• **Written problem**
Only lines holding the string "Leverage" are wanted; copy each one from the material.

• **Records shown**
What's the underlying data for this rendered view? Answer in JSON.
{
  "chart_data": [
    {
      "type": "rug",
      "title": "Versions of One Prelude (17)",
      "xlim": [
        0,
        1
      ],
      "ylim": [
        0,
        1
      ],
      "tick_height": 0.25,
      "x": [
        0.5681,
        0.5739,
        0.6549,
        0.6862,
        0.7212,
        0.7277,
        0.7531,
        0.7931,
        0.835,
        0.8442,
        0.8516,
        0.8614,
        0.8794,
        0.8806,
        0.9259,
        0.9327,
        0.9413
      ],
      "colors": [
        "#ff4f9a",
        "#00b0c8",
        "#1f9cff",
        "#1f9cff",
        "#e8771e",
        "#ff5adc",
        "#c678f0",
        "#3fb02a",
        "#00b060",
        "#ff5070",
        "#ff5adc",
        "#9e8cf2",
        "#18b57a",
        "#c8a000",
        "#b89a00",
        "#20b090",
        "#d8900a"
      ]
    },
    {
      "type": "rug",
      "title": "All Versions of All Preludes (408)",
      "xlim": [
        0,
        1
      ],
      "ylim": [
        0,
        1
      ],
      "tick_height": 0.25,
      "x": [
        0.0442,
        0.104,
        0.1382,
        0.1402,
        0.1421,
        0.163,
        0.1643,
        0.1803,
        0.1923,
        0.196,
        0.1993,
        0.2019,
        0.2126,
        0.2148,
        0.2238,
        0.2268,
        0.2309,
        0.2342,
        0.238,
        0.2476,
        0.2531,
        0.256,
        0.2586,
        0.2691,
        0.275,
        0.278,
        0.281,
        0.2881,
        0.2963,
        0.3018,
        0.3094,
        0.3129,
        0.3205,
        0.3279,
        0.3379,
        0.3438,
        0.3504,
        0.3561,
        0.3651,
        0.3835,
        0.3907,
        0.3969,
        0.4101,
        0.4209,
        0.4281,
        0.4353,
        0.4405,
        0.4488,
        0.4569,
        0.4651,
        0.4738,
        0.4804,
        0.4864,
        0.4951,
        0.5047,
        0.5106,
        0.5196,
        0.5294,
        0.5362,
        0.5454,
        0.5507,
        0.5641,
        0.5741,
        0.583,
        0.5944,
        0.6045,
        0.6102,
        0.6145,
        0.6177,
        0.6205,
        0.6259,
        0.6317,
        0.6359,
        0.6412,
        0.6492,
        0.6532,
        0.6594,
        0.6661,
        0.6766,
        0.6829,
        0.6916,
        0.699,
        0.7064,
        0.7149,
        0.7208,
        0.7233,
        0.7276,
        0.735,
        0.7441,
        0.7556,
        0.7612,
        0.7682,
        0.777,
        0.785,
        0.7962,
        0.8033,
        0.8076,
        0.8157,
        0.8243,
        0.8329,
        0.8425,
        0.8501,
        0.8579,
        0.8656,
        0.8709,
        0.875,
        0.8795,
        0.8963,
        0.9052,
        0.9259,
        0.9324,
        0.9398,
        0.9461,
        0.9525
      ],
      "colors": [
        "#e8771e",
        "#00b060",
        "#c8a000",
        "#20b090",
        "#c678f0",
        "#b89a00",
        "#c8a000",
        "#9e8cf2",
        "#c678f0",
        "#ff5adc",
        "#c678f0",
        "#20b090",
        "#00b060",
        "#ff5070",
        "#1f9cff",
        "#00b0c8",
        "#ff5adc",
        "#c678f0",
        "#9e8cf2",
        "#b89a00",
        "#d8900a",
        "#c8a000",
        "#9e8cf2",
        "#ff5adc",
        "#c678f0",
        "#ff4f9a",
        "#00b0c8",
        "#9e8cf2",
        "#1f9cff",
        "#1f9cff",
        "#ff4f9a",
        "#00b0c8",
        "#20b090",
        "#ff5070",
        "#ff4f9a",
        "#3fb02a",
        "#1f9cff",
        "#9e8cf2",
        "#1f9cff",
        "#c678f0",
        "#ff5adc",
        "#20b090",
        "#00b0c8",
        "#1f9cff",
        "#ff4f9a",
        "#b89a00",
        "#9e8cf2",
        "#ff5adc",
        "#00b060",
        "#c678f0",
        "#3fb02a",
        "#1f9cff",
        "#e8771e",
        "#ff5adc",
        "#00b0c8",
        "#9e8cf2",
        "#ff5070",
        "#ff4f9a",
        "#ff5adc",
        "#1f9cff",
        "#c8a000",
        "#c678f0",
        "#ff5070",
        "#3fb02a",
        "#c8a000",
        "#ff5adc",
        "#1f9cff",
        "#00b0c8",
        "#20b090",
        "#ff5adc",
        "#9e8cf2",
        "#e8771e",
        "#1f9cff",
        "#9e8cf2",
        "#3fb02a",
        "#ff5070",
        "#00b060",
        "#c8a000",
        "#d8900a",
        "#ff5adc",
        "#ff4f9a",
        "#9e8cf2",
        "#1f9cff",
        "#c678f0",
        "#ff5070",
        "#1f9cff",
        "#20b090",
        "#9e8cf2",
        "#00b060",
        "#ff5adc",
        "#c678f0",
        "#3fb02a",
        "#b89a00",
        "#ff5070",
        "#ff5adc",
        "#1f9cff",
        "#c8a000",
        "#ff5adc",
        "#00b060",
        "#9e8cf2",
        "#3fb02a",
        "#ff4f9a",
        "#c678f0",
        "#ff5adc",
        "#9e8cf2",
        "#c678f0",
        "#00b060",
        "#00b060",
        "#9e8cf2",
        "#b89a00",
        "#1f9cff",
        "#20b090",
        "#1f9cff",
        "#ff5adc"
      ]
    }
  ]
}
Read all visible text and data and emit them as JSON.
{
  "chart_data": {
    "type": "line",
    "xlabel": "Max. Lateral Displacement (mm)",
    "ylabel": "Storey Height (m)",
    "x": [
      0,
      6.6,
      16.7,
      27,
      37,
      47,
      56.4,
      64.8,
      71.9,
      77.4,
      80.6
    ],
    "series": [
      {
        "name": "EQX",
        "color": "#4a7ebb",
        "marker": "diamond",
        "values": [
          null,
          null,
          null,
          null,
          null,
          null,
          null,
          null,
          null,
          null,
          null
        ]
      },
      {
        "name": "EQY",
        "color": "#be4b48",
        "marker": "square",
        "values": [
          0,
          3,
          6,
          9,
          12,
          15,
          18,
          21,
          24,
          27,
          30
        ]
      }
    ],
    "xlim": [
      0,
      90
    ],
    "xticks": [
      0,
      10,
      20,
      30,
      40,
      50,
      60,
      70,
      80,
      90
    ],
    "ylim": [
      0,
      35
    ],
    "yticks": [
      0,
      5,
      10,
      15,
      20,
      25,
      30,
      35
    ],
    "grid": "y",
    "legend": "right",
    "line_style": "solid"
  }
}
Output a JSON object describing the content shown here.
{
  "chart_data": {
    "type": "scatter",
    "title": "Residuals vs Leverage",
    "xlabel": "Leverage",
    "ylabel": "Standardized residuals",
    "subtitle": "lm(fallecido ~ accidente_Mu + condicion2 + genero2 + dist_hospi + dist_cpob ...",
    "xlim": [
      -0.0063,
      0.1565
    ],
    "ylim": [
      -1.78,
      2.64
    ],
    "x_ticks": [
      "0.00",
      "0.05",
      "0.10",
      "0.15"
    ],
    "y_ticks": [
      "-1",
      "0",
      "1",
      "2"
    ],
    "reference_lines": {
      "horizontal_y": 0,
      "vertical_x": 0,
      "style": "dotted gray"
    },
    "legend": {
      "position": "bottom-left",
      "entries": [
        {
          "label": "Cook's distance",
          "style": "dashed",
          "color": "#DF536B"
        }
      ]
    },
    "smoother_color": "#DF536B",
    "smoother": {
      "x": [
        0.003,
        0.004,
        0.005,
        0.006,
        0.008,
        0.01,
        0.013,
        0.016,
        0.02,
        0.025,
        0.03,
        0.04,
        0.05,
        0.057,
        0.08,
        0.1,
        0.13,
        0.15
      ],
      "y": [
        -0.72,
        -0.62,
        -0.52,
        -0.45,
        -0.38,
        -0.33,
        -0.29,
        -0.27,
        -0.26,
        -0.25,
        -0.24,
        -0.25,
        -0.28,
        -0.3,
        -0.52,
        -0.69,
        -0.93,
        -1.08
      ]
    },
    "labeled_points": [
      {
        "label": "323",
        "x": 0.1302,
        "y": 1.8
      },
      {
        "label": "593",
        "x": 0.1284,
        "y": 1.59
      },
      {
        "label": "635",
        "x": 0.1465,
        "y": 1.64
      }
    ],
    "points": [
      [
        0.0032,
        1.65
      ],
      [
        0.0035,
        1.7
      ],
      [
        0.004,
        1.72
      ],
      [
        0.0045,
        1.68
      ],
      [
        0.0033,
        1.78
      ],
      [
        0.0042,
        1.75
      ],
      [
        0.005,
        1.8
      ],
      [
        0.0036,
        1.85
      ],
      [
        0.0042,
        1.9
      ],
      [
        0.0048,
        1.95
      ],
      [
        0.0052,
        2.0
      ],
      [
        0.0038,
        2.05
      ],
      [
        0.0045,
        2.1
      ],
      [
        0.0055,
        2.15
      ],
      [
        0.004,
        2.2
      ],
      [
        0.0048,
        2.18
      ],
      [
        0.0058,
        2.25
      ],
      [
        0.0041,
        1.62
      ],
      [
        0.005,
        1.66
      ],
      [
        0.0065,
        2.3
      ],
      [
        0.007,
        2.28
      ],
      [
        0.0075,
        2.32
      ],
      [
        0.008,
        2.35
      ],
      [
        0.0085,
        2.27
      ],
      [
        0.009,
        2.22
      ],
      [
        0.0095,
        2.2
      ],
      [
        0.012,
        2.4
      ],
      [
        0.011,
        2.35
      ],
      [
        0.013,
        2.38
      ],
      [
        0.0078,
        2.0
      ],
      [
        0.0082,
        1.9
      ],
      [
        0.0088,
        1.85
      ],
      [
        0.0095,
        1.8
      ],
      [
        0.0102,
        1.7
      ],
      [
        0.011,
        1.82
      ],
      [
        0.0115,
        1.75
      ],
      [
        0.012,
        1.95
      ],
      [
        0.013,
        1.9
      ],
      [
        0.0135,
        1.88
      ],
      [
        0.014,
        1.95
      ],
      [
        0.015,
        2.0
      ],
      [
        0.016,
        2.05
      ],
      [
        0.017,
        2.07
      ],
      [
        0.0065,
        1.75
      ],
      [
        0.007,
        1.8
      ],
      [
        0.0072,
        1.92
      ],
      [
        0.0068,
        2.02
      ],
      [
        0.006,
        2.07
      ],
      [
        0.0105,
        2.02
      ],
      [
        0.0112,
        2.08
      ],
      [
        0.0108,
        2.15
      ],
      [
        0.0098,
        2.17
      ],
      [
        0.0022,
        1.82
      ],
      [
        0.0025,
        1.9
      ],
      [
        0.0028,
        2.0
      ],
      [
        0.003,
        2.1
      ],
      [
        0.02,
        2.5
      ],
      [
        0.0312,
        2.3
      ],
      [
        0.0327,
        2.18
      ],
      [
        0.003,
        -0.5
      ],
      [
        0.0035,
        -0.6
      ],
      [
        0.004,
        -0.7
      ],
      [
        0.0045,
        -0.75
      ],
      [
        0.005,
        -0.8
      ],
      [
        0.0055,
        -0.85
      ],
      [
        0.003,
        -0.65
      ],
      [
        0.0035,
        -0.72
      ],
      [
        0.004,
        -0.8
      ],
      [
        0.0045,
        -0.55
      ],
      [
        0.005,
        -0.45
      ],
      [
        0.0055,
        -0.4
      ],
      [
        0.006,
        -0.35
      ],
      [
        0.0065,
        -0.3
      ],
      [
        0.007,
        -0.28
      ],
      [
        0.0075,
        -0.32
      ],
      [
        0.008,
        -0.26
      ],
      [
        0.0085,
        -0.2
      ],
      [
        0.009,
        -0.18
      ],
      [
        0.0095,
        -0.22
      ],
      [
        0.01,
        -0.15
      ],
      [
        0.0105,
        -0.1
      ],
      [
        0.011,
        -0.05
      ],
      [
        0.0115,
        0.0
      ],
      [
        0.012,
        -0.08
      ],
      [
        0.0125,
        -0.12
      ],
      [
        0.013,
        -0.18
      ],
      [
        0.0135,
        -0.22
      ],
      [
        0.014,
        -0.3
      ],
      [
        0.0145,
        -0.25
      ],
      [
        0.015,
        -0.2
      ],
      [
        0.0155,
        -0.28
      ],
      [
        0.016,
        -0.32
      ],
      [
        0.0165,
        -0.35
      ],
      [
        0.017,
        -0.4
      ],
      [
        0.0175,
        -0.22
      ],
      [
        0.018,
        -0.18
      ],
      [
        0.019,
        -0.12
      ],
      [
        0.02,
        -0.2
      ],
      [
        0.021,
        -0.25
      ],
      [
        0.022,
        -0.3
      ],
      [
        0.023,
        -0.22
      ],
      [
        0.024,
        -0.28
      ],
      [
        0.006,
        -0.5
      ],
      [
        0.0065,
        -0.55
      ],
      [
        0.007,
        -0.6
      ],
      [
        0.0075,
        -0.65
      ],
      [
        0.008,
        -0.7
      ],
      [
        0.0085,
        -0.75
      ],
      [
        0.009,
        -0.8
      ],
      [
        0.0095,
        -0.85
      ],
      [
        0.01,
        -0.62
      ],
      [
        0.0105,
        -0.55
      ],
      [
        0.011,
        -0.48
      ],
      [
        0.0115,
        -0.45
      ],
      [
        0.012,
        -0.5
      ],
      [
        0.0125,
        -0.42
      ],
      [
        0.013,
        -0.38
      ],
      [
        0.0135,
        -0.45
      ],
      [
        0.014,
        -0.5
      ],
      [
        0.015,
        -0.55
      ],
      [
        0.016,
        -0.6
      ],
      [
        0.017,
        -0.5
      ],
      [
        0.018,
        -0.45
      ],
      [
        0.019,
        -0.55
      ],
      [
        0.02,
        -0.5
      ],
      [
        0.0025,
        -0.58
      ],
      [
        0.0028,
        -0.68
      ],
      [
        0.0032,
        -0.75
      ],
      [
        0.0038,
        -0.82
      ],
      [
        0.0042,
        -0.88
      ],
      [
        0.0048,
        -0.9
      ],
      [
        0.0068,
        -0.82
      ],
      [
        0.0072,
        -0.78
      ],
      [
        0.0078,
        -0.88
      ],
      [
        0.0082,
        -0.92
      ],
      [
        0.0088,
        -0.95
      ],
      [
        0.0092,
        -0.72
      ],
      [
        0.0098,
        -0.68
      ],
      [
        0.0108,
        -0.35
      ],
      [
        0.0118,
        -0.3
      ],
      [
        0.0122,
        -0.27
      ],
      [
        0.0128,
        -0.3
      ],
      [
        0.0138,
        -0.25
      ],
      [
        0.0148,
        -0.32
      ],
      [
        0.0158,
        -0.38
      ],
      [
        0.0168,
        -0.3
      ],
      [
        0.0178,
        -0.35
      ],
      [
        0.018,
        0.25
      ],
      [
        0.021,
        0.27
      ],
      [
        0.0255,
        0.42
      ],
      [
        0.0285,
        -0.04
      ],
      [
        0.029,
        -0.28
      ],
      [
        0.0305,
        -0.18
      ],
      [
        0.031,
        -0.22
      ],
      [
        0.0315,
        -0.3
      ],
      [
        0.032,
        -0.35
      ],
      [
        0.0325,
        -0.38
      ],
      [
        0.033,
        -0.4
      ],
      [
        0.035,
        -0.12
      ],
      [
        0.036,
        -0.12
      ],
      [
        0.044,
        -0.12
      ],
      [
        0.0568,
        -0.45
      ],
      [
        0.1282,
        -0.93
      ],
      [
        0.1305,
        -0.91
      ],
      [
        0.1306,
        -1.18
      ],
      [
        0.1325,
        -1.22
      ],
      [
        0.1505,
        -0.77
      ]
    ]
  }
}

• **The output**
    "title": "Residuals vs Leverage",
    "xlabel": "Leverage",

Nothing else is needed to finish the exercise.